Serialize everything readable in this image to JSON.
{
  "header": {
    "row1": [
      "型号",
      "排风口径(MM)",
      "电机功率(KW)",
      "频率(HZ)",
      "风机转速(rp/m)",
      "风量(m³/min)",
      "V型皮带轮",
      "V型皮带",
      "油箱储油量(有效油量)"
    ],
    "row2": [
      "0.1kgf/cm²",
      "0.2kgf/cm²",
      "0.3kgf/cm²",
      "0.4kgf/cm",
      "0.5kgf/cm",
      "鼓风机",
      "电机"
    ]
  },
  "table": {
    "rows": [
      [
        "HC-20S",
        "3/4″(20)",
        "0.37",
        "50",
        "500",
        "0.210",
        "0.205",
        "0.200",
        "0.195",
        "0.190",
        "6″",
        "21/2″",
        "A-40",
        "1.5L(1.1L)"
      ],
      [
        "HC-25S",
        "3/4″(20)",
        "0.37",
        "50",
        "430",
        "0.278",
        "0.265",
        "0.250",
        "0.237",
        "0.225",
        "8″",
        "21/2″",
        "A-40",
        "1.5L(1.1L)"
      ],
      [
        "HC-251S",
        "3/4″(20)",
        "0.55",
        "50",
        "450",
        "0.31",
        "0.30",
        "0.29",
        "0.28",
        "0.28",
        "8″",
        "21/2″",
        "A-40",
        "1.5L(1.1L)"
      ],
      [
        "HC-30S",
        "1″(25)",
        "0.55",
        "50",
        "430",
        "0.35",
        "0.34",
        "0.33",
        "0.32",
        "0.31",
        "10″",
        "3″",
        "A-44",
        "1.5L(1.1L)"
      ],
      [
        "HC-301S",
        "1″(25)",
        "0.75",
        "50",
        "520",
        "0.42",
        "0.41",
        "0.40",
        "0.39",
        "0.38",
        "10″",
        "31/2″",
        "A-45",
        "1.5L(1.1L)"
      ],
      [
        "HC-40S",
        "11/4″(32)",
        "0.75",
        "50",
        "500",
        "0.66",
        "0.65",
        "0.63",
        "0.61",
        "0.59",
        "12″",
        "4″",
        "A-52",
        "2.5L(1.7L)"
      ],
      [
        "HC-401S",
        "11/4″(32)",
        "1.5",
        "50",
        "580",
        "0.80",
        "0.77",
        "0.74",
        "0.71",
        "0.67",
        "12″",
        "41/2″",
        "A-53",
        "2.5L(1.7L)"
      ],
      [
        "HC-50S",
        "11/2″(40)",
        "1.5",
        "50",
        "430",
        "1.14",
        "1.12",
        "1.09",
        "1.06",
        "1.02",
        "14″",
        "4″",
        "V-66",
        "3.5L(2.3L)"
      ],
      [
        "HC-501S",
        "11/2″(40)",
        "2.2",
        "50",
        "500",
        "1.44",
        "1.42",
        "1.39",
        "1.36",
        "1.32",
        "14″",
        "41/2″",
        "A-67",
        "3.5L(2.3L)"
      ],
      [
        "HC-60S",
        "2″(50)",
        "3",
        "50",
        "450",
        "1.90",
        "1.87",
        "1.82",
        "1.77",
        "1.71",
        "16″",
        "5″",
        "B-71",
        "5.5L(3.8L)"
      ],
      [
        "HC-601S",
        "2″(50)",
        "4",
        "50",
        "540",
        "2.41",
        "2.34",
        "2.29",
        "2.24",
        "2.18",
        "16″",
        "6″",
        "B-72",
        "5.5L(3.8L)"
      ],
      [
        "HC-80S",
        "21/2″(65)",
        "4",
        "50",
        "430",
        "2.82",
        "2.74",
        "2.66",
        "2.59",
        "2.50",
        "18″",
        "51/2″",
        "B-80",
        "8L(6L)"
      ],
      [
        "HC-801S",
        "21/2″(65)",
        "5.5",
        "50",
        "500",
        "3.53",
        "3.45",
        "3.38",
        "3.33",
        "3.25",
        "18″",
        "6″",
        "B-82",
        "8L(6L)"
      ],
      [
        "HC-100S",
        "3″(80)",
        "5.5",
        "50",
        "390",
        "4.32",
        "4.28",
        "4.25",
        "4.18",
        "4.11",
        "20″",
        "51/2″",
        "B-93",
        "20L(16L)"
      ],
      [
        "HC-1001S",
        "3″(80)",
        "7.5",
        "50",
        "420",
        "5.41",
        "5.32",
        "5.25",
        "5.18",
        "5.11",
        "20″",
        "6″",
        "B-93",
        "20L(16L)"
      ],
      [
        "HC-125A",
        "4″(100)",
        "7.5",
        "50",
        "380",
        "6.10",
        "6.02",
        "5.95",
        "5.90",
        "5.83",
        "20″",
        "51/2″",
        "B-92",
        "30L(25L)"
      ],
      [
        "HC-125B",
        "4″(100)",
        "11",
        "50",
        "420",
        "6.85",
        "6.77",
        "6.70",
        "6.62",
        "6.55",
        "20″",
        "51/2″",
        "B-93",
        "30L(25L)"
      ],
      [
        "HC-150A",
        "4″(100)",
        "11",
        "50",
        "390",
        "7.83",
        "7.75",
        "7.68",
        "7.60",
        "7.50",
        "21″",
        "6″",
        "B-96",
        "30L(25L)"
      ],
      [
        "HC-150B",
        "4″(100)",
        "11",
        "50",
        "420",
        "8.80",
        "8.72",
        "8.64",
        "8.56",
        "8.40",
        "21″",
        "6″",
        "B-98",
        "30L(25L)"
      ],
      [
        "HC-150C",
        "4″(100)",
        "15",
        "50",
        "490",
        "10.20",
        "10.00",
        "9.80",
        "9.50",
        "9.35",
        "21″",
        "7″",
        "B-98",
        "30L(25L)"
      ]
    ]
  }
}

__Task brief__
Each line of the listing should be copied exactly.

__Reply to the task__
Serialize everything readable in this image to JSON.
{
  "header": {
    "row1": [
      "型号",
      "排风口径(MM)",
      "电机功率(KW)",
      "频率(HZ)",
      "风机转速(rp/m)",
      "风量(m³/min)",
      "V型皮带轮",
      "V型皮带",
      "油箱储油量(有效油量)"
    ],
    "row2": [
      "0.1kgf/cm²",
      "0.2kgf/cm²",
      "0.3kgf/cm²",
      "0.4kgf/cm",
      "0.5kgf/cm",
      "鼓风机",
      "电机"
    ]
  },
  "table": {
    "rows": [
      [
        "HC-20S",
        "3/4″(20)",
        "0.37",
        "50",
        "500",
        "0.210",
        "0.205",
        "0.200",
        "0.195",
        "0.190",
        "6″",
        "21/2″",
        "A-40",
        "1.5L(1.1L)"
      ],
      [
        "HC-25S",
        "3/4″(20)",
        "0.37",
        "50",
        "430",
        "0.278",
        "0.265",
        "0.250",
        "0.237",
        "0.225",
        "8″",
        "21/2″",
        "A-40",
        "1.5L(1.1L)"
      ],
      [
        "HC-251S",
        "3/4″(20)",
        "0.55",
        "50",
        "450",
        "0.31",
        "0.30",
        "0.29",
        "0.28",
        "0.28",
        "8″",
        "21/2″",
        "A-40",
        "1.5L(1.1L)"
      ],
      [
        "HC-30S",
        "1″(25)",
        "0.55",
        "50",
        "430",
        "0.35",
        "0.34",
        "0.33",
        "0.32",
        "0.31",
        "10″",
        "3″",
        "A-44",
        "1.5L(1.1L)"
      ],
      [
        "HC-301S",
        "1″(25)",
        "0.75",
        "50",
        "520",
        "0.42",
        "0.41",
        "0.40",
        "0.39",
        "0.38",
        "10″",
        "31/2″",
        "A-45",
        "1.5L(1.1L)"
      ],
      [
        "HC-40S",
        "11/4″(32)",
        "0.75",
        "50",
        "500",
        "0.66",
        "0.65",
        "0.63",
        "0.61",
        "0.59",
        "12″",
        "4″",
        "A-52",
        "2.5L(1.7L)"
      ],
      [
        "HC-401S",
        "11/4″(32)",
        "1.5",
        "50",
        "580",
        "0.80",
        "0.77",
        "0.74",
        "0.71",
        "0.67",
        "12″",
        "41/2″",
        "A-53",
        "2.5L(1.7L)"
      ],
      [
        "HC-50S",
        "11/2″(40)",
        "1.5",
        "50",
        "430",
        "1.14",
        "1.12",
        "1.09",
        "1.06",
        "1.02",
        "14″",
        "4″",
        "V-66",
        "3.5L(2.3L)"
      ],
      [
        "HC-501S",
        "11/2″(40)",
        "2.2",
        "50",
        "500",
        "1.44",
        "1.42",
        "1.39",
        "1.36",
        "1.32",
        "14″",
        "41/2″",
        "A-67",
        "3.5L(2.3L)"
      ],
      [
        "HC-60S",
        "2″(50)",
        "3",
        "50",
        "450",
        "1.90",
        "1.87",
        "1.82",
        "1.77",
        "1.71",
        "16″",
        "5″",
        "B-71",
        "5.5L(3.8L)"
      ],
      [
        "HC-601S",
        "2″(50)",
        "4",
        "50",
        "540",
        "2.41",
        "2.34",
        "2.29",
        "2.24",
        "2.18",
        "16″",
        "6″",
        "B-72",
        "5.5L(3.8L)"
      ],
      [
        "HC-80S",
        "21/2″(65)",
        "4",
        "50",
        "430",
        "2.82",
        "2.74",
        "2.66",
        "2.59",
        "2.50",
        "18″",
        "51/2″",
        "B-80",
        "8L(6L)"
      ],
      [
        "HC-801S",
        "21/2″(65)",
        "5.5",
        "50",
        "500",
        "3.53",
        "3.45",
        "3.38",
        "3.33",
        "3.25",
        "18″",
        "6″",
        "B-82",
        "8L(6L)"
      ],
      [
        "HC-100S",
        "3″(80)",
        "5.5",
        "50",
        "390",
        "4.32",
        "4.28",
        "4.25",
        "4.18",
        "4.11",
        "20″",
        "51/2″",
        "B-93",
        "20L(16L)"
      ],
      [
        "HC-1001S",
        "3″(80)",
        "7.5",
        "50",
        "420",
        "5.41",
        "5.32",
        "5.25",
        "5.18",
        "5.11",
        "20″",
        "6″",
        "B-93",
        "20L(16L)"
      ],
      [
        "HC-125A",
        "4″(100)",
        "7.5",
        "50",
        "380",
        "6.10",
        "6.02",
        "5.95",
        "5.90",
        "5.83",
        "20″",
        "51/2″",
        "B-92",
        "30L(25L)"
      ],
      [
        "HC-125B",
        "4″(100)",
        "11",
        "50",
        "420",
        "6.85",
        "6.77",
        "6.70",
        "6.62",
        "6.55",
        "20″",
        "51/2″",
        "B-93",
        "30L(25L)"
      ],
      [
        "HC-150A",
        "4″(100)",
        "11",
        "50",
        "390",
        "7.83",
        "7.75",
        "7.68",
        "7.60",
        "7.50",
        "21″",
        "6″",
        "B-96",
        "30L(25L)"
      ],
      [
        "HC-150B",
        "4″(100)",
        "11",
        "50",
        "420",
        "8.80",
        "8.72",
        "8.64",
        "8.56",
        "8.40",
        "21″",
        "6″",
        "B-98",
        "30L(25L)"
      ],
      [
        "HC-150C",
        "4″(100)",
        "15",
        "50",
        "490",
        "10.20",
        "10.00",
        "9.80",
        "9.50",
        "9.35",
        "21″",
        "7″",
        "B-98",
        "30L(25L)"
      ]
    ]
  }
}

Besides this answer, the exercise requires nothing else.